▸ **What you need to do**: Without the pictures, reproduce the records that follow exactly.

▸ **Data for the task**:
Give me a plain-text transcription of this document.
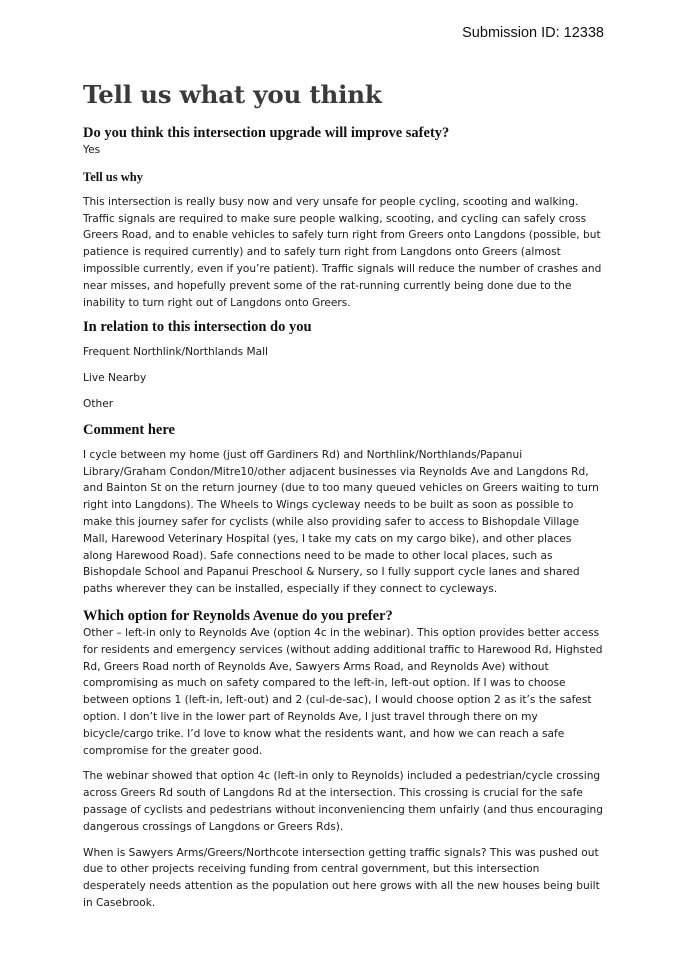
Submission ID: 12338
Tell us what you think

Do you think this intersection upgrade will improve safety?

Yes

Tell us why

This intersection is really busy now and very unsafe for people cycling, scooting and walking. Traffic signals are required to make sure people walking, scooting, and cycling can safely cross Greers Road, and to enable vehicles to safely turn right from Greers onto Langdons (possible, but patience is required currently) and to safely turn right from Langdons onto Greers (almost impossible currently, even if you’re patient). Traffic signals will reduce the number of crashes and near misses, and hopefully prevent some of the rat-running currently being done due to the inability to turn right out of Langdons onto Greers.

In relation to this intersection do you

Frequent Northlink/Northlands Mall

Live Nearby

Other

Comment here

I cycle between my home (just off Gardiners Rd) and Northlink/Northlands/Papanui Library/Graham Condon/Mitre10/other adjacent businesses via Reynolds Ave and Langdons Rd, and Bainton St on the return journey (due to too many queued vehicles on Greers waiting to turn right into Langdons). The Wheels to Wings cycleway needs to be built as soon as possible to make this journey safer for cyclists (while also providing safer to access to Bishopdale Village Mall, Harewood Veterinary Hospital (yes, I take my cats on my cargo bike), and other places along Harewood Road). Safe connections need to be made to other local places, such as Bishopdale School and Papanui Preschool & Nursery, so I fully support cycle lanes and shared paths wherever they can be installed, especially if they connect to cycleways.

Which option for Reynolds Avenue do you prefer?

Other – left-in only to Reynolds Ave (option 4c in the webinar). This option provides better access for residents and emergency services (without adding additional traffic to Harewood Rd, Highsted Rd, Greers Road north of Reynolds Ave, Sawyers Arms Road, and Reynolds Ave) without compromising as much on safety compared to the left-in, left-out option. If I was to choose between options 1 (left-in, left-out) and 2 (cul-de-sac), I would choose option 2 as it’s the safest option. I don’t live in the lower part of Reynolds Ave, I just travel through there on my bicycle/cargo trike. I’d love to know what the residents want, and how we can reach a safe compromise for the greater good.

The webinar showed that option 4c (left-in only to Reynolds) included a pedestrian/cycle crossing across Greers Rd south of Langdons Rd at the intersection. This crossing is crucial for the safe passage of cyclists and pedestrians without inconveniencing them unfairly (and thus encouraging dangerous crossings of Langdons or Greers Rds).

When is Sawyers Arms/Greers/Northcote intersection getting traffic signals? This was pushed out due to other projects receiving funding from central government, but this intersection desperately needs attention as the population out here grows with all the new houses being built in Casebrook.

▸ **Answer in full**:
Give me a plain-text transcription of this document.
Submission ID: 12338
Tell us what you think

Do you think this intersection upgrade will improve safety?

Yes

Tell us why

This intersection is really busy now and very unsafe for people cycling, scooting and walking. Traffic signals are required to make sure people walking, scooting, and cycling can safely cross Greers Road, and to enable vehicles to safely turn right from Greers onto Langdons (possible, but patience is required currently) and to safely turn right from Langdons onto Greers (almost impossible currently, even if you’re patient). Traffic signals will reduce the number of crashes and near misses, and hopefully prevent some of the rat-running currently being done due to the inability to turn right out of Langdons onto Greers.

In relation to this intersection do you

Frequent Northlink/Northlands Mall

Live Nearby

Other

Comment here

I cycle between my home (just off Gardiners Rd) and Northlink/Northlands/Papanui Library/Graham Condon/Mitre10/other adjacent businesses via Reynolds Ave and Langdons Rd, and Bainton St on the return journey (due to too many queued vehicles on Greers waiting to turn right into Langdons). The Wheels to Wings cycleway needs to be built as soon as possible to make this journey safer for cyclists (while also providing safer to access to Bishopdale Village Mall, Harewood Veterinary Hospital (yes, I take my cats on my cargo bike), and other places along Harewood Road). Safe connections need to be made to other local places, such as Bishopdale School and Papanui Preschool & Nursery, so I fully support cycle lanes and shared paths wherever they can be installed, especially if they connect to cycleways.

Which option for Reynolds Avenue do you prefer?

Other – left-in only to Reynolds Ave (option 4c in the webinar). This option provides better access for residents and emergency services (without adding additional traffic to Harewood Rd, Highsted Rd, Greers Road north of Reynolds Ave, Sawyers Arms Road, and Reynolds Ave) without compromising as much on safety compared to the left-in, left-out option. If I was to choose between options 1 (left-in, left-out) and 2 (cul-de-sac), I would choose option 2 as it’s the safest option. I don’t live in the lower part of Reynolds Ave, I just travel through there on my bicycle/cargo trike. I’d love to know what the residents want, and how we can reach a safe compromise for the greater good.

The webinar showed that option 4c (left-in only to Reynolds) included a pedestrian/cycle crossing across Greers Rd south of Langdons Rd at the intersection. This crossing is crucial for the safe passage of cyclists and pedestrians without inconveniencing them unfairly (and thus encouraging dangerous crossings of Langdons or Greers Rds).

When is Sawyers Arms/Greers/Northcote intersection getting traffic signals? This was pushed out due to other projects receiving funding from central government, but this intersection desperately needs attention as the population out here grows with all the new houses being built in Casebrook.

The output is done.